Identify the lines holding "effectuées" and copy them.

----

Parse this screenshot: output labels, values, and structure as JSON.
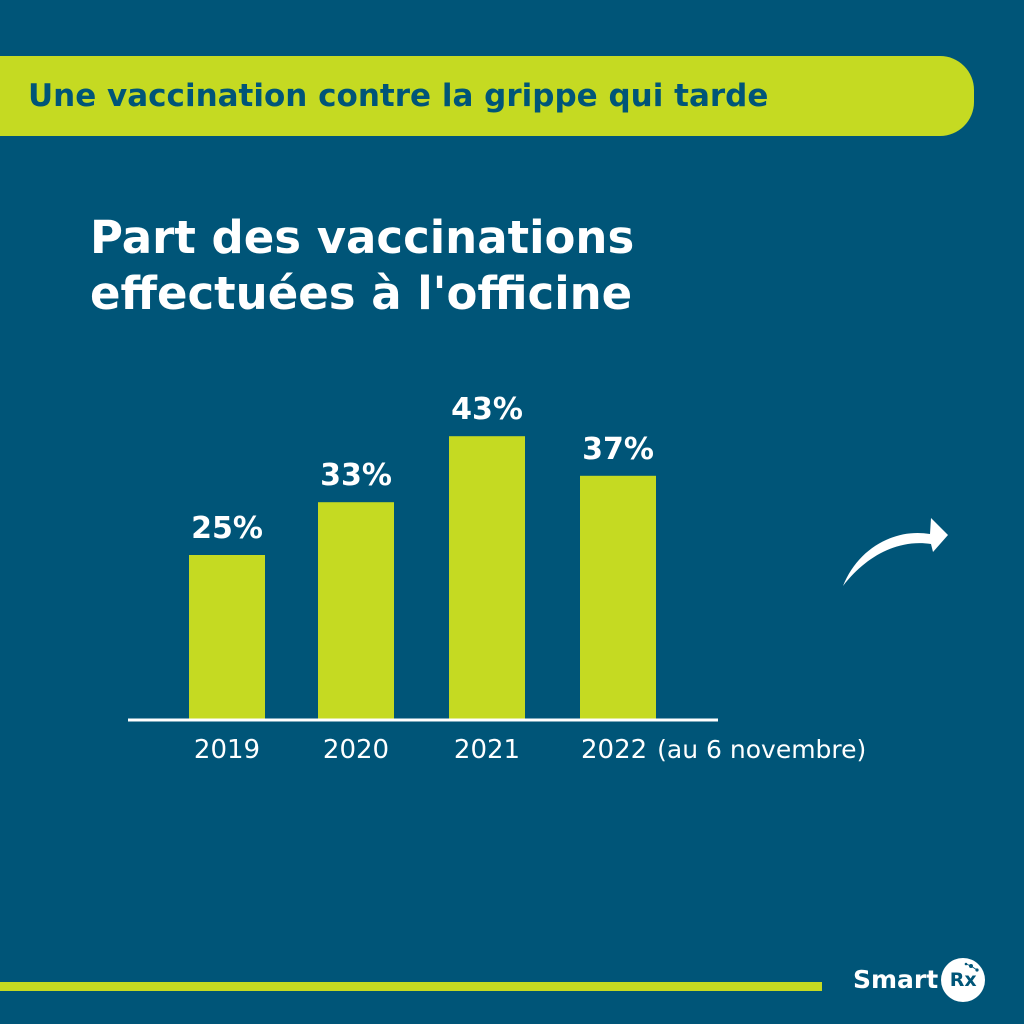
{
  "banner": {
    "title": "Une vaccination contre la grippe qui tarde"
  },
  "chart_data": {
    "type": "bar",
    "title": "Part des vaccinations effectuées à l'officine",
    "title_lines": [
      "Part des vaccinations",
      "effectuées à l'officine"
    ],
    "categories": [
      "2019",
      "2020",
      "2021",
      "2022"
    ],
    "category_notes": [
      "",
      "",
      "",
      "(au 6 novembre)"
    ],
    "values": [
      25,
      33,
      43,
      37
    ],
    "value_labels": [
      "25%",
      "33%",
      "43%",
      "37%"
    ],
    "unit": "%",
    "xlabel": "",
    "ylabel": "",
    "ylim": [
      0,
      50
    ],
    "grid": false,
    "legend": "none",
    "bar_color": "#c5da22"
  },
  "decor": {
    "arrow": "curved-arrow-right-icon"
  },
  "footer": {
    "logo_text": "Smart",
    "logo_badge": "Rx"
  },
  "colors": {
    "background": "#005578",
    "accent": "#c5da22",
    "text": "#ffffff"
  }
}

----

_EXERCISE RESULT_
    "title": "Part des vaccinations effectuées à l'officine",
      "effectuées à l'officine"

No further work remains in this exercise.